(YOUR TASK): Work out how many lines of the listing hold the string "STABILITY". Answer with that number alone.

(EXERCISE MATERIALS):
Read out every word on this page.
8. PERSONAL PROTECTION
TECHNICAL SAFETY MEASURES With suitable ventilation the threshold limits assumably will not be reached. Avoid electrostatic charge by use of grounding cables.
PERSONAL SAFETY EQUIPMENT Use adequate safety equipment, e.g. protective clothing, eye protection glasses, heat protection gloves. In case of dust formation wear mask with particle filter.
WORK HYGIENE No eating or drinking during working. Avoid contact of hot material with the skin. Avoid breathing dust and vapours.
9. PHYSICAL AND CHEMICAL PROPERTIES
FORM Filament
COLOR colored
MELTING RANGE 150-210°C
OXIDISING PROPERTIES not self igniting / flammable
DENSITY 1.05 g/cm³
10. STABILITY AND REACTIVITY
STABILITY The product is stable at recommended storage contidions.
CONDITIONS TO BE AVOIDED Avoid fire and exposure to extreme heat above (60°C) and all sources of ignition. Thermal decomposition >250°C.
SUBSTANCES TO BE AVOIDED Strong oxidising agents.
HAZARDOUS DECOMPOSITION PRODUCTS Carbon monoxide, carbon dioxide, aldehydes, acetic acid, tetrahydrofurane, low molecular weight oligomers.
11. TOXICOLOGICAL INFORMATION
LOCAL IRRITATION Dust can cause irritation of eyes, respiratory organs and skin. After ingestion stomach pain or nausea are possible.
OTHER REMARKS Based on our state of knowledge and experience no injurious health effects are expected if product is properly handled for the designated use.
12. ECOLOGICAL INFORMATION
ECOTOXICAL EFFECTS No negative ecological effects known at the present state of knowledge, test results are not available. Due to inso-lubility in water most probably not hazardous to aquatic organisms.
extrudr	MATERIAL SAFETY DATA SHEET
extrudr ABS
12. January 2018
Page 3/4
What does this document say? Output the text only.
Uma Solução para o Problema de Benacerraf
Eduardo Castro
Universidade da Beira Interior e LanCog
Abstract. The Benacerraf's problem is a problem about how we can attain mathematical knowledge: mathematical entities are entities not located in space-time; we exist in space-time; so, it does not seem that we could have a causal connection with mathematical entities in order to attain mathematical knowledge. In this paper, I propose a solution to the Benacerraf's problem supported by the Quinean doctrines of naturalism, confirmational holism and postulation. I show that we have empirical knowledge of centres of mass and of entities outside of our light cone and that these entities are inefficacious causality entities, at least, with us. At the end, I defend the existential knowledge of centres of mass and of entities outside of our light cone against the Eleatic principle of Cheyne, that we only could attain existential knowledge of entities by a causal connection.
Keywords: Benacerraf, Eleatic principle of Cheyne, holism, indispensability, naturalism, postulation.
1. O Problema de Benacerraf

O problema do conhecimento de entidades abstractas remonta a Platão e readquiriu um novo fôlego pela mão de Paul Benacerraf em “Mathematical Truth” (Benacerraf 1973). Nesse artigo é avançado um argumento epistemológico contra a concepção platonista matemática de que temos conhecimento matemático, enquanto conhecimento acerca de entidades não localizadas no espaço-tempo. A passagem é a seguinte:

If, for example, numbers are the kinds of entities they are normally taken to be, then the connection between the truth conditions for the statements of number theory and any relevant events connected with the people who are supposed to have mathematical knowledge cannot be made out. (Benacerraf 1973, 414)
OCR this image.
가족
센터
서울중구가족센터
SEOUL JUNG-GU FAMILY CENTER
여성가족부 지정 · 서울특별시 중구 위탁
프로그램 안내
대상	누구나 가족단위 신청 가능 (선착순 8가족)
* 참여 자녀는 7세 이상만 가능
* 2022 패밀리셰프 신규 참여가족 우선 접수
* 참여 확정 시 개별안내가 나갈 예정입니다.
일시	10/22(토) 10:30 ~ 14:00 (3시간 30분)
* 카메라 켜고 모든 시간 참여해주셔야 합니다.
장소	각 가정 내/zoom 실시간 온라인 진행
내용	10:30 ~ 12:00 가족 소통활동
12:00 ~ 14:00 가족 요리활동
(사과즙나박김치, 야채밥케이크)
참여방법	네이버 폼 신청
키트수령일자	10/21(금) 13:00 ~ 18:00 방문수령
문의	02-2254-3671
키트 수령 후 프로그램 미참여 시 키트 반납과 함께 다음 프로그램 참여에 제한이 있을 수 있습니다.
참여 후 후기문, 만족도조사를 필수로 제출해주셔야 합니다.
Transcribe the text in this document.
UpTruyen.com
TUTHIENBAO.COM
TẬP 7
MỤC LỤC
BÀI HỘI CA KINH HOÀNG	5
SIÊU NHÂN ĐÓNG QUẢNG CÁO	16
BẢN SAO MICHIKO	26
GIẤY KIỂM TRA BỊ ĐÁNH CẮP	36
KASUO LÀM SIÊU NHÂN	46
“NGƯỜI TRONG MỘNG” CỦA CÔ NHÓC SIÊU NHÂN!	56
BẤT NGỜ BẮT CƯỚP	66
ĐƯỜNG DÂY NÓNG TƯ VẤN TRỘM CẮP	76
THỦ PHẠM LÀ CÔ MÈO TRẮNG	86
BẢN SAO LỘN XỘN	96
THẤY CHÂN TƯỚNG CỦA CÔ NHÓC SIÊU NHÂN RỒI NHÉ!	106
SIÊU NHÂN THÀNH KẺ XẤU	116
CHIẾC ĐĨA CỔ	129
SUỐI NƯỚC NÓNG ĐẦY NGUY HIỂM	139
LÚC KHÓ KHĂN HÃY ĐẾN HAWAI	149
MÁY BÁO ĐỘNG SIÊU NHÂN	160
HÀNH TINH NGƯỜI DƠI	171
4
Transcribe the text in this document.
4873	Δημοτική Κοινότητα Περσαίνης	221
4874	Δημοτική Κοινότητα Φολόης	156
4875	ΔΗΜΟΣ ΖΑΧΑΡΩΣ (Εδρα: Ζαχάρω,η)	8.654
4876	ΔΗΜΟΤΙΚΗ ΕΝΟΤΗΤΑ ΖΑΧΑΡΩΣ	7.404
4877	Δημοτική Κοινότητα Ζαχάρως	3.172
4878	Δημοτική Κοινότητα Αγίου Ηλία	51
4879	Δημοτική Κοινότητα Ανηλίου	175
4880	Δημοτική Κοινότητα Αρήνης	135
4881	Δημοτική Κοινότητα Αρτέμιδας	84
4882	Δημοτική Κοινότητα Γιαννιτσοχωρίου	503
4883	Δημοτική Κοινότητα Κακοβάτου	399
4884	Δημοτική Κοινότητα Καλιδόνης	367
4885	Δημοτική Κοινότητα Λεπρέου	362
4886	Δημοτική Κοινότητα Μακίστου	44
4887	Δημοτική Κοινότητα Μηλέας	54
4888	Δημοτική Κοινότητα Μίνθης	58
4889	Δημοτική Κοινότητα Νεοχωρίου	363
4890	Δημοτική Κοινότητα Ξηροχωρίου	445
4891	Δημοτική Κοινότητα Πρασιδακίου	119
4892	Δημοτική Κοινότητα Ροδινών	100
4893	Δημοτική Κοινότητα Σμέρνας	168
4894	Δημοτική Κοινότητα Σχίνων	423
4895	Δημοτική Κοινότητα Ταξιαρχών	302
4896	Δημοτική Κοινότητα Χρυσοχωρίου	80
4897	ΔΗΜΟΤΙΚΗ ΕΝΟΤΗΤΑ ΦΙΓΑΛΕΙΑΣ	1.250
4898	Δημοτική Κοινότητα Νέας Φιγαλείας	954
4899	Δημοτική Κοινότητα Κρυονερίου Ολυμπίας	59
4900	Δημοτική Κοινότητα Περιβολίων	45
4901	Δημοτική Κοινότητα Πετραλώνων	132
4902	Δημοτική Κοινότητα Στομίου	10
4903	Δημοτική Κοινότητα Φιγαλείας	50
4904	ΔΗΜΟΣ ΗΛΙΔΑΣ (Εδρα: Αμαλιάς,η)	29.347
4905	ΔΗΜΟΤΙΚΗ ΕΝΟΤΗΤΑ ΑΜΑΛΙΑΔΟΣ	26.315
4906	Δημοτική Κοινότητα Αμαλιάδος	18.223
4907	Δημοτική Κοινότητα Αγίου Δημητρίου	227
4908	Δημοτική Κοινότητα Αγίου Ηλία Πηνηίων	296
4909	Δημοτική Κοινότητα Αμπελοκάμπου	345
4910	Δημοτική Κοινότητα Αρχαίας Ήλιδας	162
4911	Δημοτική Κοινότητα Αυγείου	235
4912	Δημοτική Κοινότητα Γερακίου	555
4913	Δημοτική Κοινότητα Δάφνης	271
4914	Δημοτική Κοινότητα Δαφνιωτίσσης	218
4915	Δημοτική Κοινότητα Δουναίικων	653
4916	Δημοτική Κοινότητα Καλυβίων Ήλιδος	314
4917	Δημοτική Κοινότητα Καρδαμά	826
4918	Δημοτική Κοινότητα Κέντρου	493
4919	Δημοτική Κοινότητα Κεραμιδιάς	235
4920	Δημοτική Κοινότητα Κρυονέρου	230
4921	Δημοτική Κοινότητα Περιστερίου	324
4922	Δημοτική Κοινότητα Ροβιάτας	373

(ANSWER TO THE EXERCISE): 2